◆ **STORED RECORDS**:
········
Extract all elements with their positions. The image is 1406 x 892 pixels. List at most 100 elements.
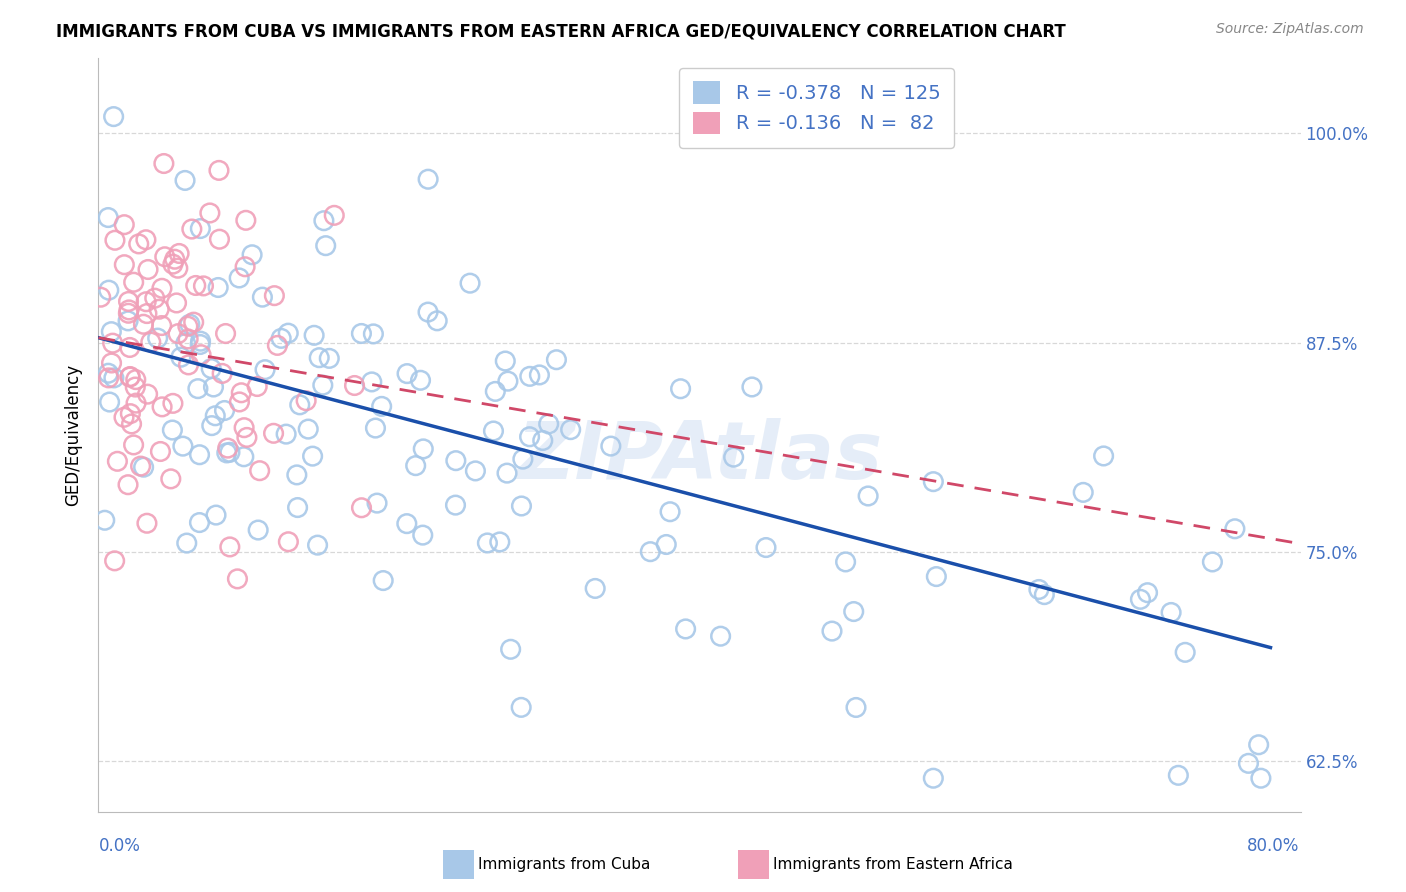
Point [132, 318, 155, 332]
Point [494, 354, 516, 368]
Point [204, 409, 226, 423]
Point [124, 380, 146, 394]
Point [1167, 768, 1189, 782]
Point [1028, 582, 1050, 597]
Point [1223, 522, 1246, 536]
Point [112, 218, 135, 232]
Point [97, 371, 120, 385]
Point [350, 326, 373, 341]
Point [233, 420, 256, 434]
Point [174, 173, 197, 187]
Point [162, 396, 184, 410]
Point [308, 351, 330, 365]
Point [167, 246, 190, 260]
Point [177, 319, 200, 334]
Point [150, 281, 173, 295]
Point [496, 466, 519, 480]
Point [396, 367, 419, 381]
Point [167, 326, 190, 341]
Point [482, 424, 505, 438]
Point [153, 250, 176, 264]
Point [100, 356, 122, 370]
Point [510, 499, 533, 513]
Point [925, 569, 948, 583]
Point [104, 554, 127, 568]
Point [187, 382, 209, 396]
Point [208, 163, 231, 178]
Point [669, 382, 692, 396]
Point [295, 393, 318, 408]
Point [118, 370, 141, 384]
Point [315, 238, 337, 252]
Legend: R = -0.378   N = 125, R = -0.136   N =  82: R = -0.378 N = 125, R = -0.136 N = 82 [679, 68, 955, 147]
Point [512, 452, 534, 467]
Point [1160, 606, 1182, 620]
Point [1129, 592, 1152, 607]
Point [288, 398, 311, 412]
Point [118, 302, 141, 317]
Point [821, 624, 844, 638]
Point [200, 361, 222, 376]
Point [537, 417, 560, 431]
Point [166, 296, 188, 310]
Point [546, 352, 568, 367]
Point [723, 450, 745, 465]
Point [675, 622, 697, 636]
Point [1071, 485, 1094, 500]
Point [228, 395, 250, 409]
Point [136, 387, 159, 401]
Point [499, 642, 522, 657]
Point [922, 771, 945, 785]
Point [218, 540, 240, 554]
Point [118, 341, 141, 355]
Point [312, 378, 335, 392]
Point [297, 422, 319, 436]
Point [117, 294, 139, 309]
Point [583, 582, 606, 596]
Point [163, 252, 186, 267]
Point [135, 294, 157, 309]
Point [100, 325, 122, 339]
Point [1033, 588, 1056, 602]
Point [172, 439, 194, 453]
Point [488, 535, 510, 549]
Point [117, 306, 139, 320]
Point [122, 275, 145, 289]
Point [228, 271, 250, 285]
Point [263, 288, 285, 302]
Point [177, 332, 200, 346]
Point [301, 449, 323, 463]
Point [1201, 555, 1223, 569]
Text: IMMIGRANTS FROM CUBA VS IMMIGRANTS FROM EASTERN AFRICA GED/EQUIVALENCY CORRELATI: IMMIGRANTS FROM CUBA VS IMMIGRANTS FROM … [56, 22, 1066, 40]
Point [741, 380, 763, 394]
Point [180, 222, 202, 236]
Point [219, 445, 242, 459]
Text: 80.0%: 80.0% [1247, 837, 1299, 855]
Point [350, 500, 373, 515]
Point [232, 450, 254, 464]
Point [143, 291, 166, 305]
Point [236, 430, 259, 444]
Point [1237, 756, 1260, 771]
Point [254, 362, 277, 376]
Point [170, 350, 193, 364]
Point [101, 336, 124, 351]
Point [176, 536, 198, 550]
Point [135, 307, 157, 321]
Point [312, 213, 335, 227]
Point [211, 367, 233, 381]
Point [343, 378, 366, 392]
Point [117, 477, 139, 491]
Point [363, 326, 385, 341]
Point [270, 331, 292, 345]
Point [105, 454, 128, 468]
Point [215, 446, 238, 460]
Point [104, 233, 127, 247]
Point [640, 544, 662, 558]
Point [496, 374, 519, 388]
Point [519, 430, 541, 444]
Text: Source: ZipAtlas.com: Source: ZipAtlas.com [1216, 22, 1364, 37]
Point [174, 336, 197, 351]
Point [214, 326, 236, 341]
Point [112, 258, 135, 272]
········
◆ **WRITTEN EXERCISE**:
Convert every line of the data above into a JSON list of strings, one string per line, with blank lines dropped and the picture left out.

◆ **SOLVED PROBLEM**:
[
  "Extract all elements with their positions. The image is 1406 x 892 pixels. List at most 100 elements.",
  "Point [132, 318, 155, 332]",
  "Point [494, 354, 516, 368]",
  "Point [204, 409, 226, 423]",
  "Point [124, 380, 146, 394]",
  "Point [1167, 768, 1189, 782]",
  "Point [1028, 582, 1050, 597]",
  "Point [1223, 522, 1246, 536]",
  "Point [112, 218, 135, 232]",
  "Point [97, 371, 120, 385]",
  "Point [350, 326, 373, 341]",
  "Point [233, 420, 256, 434]",
  "Point [174, 173, 197, 187]",
  "Point [162, 396, 184, 410]",
  "Point [308, 351, 330, 365]",
  "Point [167, 246, 190, 260]",
  "Point [177, 319, 200, 334]",
  "Point [150, 281, 173, 295]",
  "Point [496, 466, 519, 480]",
  "Point [396, 367, 419, 381]",
  "Point [167, 326, 190, 341]",
  "Point [482, 424, 505, 438]",
  "Point [153, 250, 176, 264]",
  "Point [100, 356, 122, 370]",
  "Point [510, 499, 533, 513]",
  "Point [925, 569, 948, 583]",
  "Point [104, 554, 127, 568]",
  "Point [187, 382, 209, 396]",
  "Point [208, 163, 231, 178]",
  "Point [669, 382, 692, 396]",
  "Point [295, 393, 318, 408]",
  "Point [118, 370, 141, 384]",
  "Point [315, 238, 337, 252]",
  "Legend: R = -0.378   N = 125, R = -0.136   N =  82: R = -0.378 N = 125, R = -0.136 N = 82 [679, 68, 955, 147]",
  "Point [512, 452, 534, 467]",
  "Point [1160, 606, 1182, 620]",
  "Point [1129, 592, 1152, 607]",
  "Point [288, 398, 311, 412]",
  "Point [118, 302, 141, 317]",
  "Point [821, 624, 844, 638]",
  "Point [200, 361, 222, 376]",
  "Point [537, 417, 560, 431]",
  "Point [166, 296, 188, 310]",
  "Point [546, 352, 568, 367]",
  "Point [723, 450, 745, 465]",
  "Point [675, 622, 697, 636]",
  "Point [1071, 485, 1094, 500]",
  "Point [228, 395, 250, 409]",
  "Point [136, 387, 159, 401]",
  "Point [499, 642, 522, 657]",
  "Point [922, 771, 945, 785]",
  "Point [218, 540, 240, 554]",
  "Point [118, 341, 141, 355]",
  "Point [312, 378, 335, 392]",
  "Point [297, 422, 319, 436]",
  "Point [117, 294, 139, 309]",
  "Point [583, 582, 606, 596]",
  "Point [163, 252, 186, 267]",
  "Point [135, 294, 157, 309]",
  "Point [100, 325, 122, 339]",
  "Point [1033, 588, 1056, 602]",
  "Point [172, 439, 194, 453]",
  "Point [488, 535, 510, 549]",
  "Point [117, 306, 139, 320]",
  "Point [122, 275, 145, 289]",
  "Point [228, 271, 250, 285]",
  "Point [263, 288, 285, 302]",
  "Point [177, 332, 200, 346]",
  "Point [301, 449, 323, 463]",
  "Point [1201, 555, 1223, 569]",
  "Text: IMMIGRANTS FROM CUBA VS IMMIGRANTS FROM EASTERN AFRICA GED/EQUIVALENCY CORRELATI: IMMIGRANTS FROM CUBA VS IMMIGRANTS FROM … [56, 22, 1066, 40]",
  "Point [741, 380, 763, 394]",
  "Point [180, 222, 202, 236]",
  "Point [219, 445, 242, 459]",
  "Text: 80.0%: 80.0% [1247, 837, 1299, 855]",
  "Point [350, 500, 373, 515]",
  "Point [232, 450, 254, 464]",
  "Point [143, 291, 166, 305]",
  "Point [236, 430, 259, 444]",
  "Point [1237, 756, 1260, 771]",
  "Point [254, 362, 277, 376]",
  "Point [170, 350, 193, 364]",
  "Point [101, 336, 124, 351]",
  "Point [176, 536, 198, 550]",
  "Point [135, 307, 157, 321]",
  "Point [312, 213, 335, 227]",
  "Point [211, 367, 233, 381]",
  "Point [343, 378, 366, 392]",
  "Point [117, 477, 139, 491]",
  "Point [363, 326, 385, 341]",
  "Point [270, 331, 292, 345]",
  "Point [105, 454, 128, 468]",
  "Point [215, 446, 238, 460]",
  "Point [104, 233, 127, 247]",
  "Point [640, 544, 662, 558]",
  "Point [496, 374, 519, 388]",
  "Point [519, 430, 541, 444]",
  "Text: Source: ZipAtlas.com: Source: ZipAtlas.com [1216, 22, 1364, 37]",
  "Point [174, 336, 197, 351]",
  "Point [214, 326, 236, 341]",
  "Point [112, 258, 135, 272]"
]